** start Information supplied **
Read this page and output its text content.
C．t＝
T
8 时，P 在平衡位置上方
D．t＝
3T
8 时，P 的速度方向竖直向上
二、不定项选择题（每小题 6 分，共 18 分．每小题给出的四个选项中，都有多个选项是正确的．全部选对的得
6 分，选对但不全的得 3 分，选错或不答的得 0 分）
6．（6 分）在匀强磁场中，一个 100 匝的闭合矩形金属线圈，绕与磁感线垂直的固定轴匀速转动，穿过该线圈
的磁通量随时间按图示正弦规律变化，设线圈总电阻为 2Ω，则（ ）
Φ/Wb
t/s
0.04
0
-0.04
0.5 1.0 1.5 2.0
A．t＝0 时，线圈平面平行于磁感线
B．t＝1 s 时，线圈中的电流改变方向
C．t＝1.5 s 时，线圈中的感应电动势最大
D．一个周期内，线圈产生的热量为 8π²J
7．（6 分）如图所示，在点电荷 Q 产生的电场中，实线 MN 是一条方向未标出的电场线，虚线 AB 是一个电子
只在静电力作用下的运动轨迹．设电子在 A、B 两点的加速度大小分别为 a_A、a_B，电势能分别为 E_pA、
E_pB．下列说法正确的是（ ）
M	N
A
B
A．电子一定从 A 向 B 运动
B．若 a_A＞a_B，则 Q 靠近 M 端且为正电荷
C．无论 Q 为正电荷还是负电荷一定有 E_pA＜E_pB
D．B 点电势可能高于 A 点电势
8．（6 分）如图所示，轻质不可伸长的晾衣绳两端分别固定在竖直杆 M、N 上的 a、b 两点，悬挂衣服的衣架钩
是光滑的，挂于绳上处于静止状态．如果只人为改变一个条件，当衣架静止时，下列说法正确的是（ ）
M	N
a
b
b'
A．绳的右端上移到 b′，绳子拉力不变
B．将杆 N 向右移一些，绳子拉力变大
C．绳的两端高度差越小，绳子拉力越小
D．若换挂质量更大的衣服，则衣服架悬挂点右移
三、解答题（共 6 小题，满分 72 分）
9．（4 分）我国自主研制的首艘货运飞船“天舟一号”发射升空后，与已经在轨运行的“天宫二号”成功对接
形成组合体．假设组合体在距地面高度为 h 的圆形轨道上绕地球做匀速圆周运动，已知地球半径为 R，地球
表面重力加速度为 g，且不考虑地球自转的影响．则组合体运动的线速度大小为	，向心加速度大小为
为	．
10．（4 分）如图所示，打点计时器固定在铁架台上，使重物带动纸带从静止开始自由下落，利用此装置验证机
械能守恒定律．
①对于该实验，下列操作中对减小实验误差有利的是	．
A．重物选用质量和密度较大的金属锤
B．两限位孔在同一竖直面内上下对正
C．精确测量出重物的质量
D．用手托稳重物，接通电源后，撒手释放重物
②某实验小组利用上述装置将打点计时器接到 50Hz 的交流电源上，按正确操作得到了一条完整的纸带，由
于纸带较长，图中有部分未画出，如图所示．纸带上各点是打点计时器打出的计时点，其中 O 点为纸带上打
** end Information supplied **
Using the material above, print every entry exactly as written.

Read this page and output its text content.
C．t＝
T
8 时，P 在平衡位置上方
D．t＝
3T
8 时，P 的速度方向竖直向上
二、不定项选择题（每小题 6 分，共 18 分．每小题给出的四个选项中，都有多个选项是正确的．全部选对的得
6 分，选对但不全的得 3 分，选错或不答的得 0 分）
6．（6 分）在匀强磁场中，一个 100 匝的闭合矩形金属线圈，绕与磁感线垂直的固定轴匀速转动，穿过该线圈
的磁通量随时间按图示正弦规律变化，设线圈总电阻为 2Ω，则（ ）
Φ/Wb
t/s
0.04
0
-0.04
0.5 1.0 1.5 2.0
A．t＝0 时，线圈平面平行于磁感线
B．t＝1 s 时，线圈中的电流改变方向
C．t＝1.5 s 时，线圈中的感应电动势最大
D．一个周期内，线圈产生的热量为 8π²J
7．（6 分）如图所示，在点电荷 Q 产生的电场中，实线 MN 是一条方向未标出的电场线，虚线 AB 是一个电子
只在静电力作用下的运动轨迹．设电子在 A、B 两点的加速度大小分别为 a_A、a_B，电势能分别为 E_pA、
E_pB．下列说法正确的是（ ）
M	N
A
B
A．电子一定从 A 向 B 运动
B．若 a_A＞a_B，则 Q 靠近 M 端且为正电荷
C．无论 Q 为正电荷还是负电荷一定有 E_pA＜E_pB
D．B 点电势可能高于 A 点电势
8．（6 分）如图所示，轻质不可伸长的晾衣绳两端分别固定在竖直杆 M、N 上的 a、b 两点，悬挂衣服的衣架钩
是光滑的，挂于绳上处于静止状态．如果只人为改变一个条件，当衣架静止时，下列说法正确的是（ ）
M	N
a
b
b'
A．绳的右端上移到 b′，绳子拉力不变
B．将杆 N 向右移一些，绳子拉力变大
C．绳的两端高度差越小，绳子拉力越小
D．若换挂质量更大的衣服，则衣服架悬挂点右移
三、解答题（共 6 小题，满分 72 分）
9．（4 分）我国自主研制的首艘货运飞船“天舟一号”发射升空后，与已经在轨运行的“天宫二号”成功对接
形成组合体．假设组合体在距地面高度为 h 的圆形轨道上绕地球做匀速圆周运动，已知地球半径为 R，地球
表面重力加速度为 g，且不考虑地球自转的影响．则组合体运动的线速度大小为	，向心加速度大小为
为	．
10．（4 分）如图所示，打点计时器固定在铁架台上，使重物带动纸带从静止开始自由下落，利用此装置验证机
械能守恒定律．
①对于该实验，下列操作中对减小实验误差有利的是	．
A．重物选用质量和密度较大的金属锤
B．两限位孔在同一竖直面内上下对正
C．精确测量出重物的质量
D．用手托稳重物，接通电源后，撒手释放重物
②某实验小组利用上述装置将打点计时器接到 50Hz 的交流电源上，按正确操作得到了一条完整的纸带，由
于纸带较长，图中有部分未画出，如图所示．纸带上各点是打点计时器打出的计时点，其中 O 点为纸带上打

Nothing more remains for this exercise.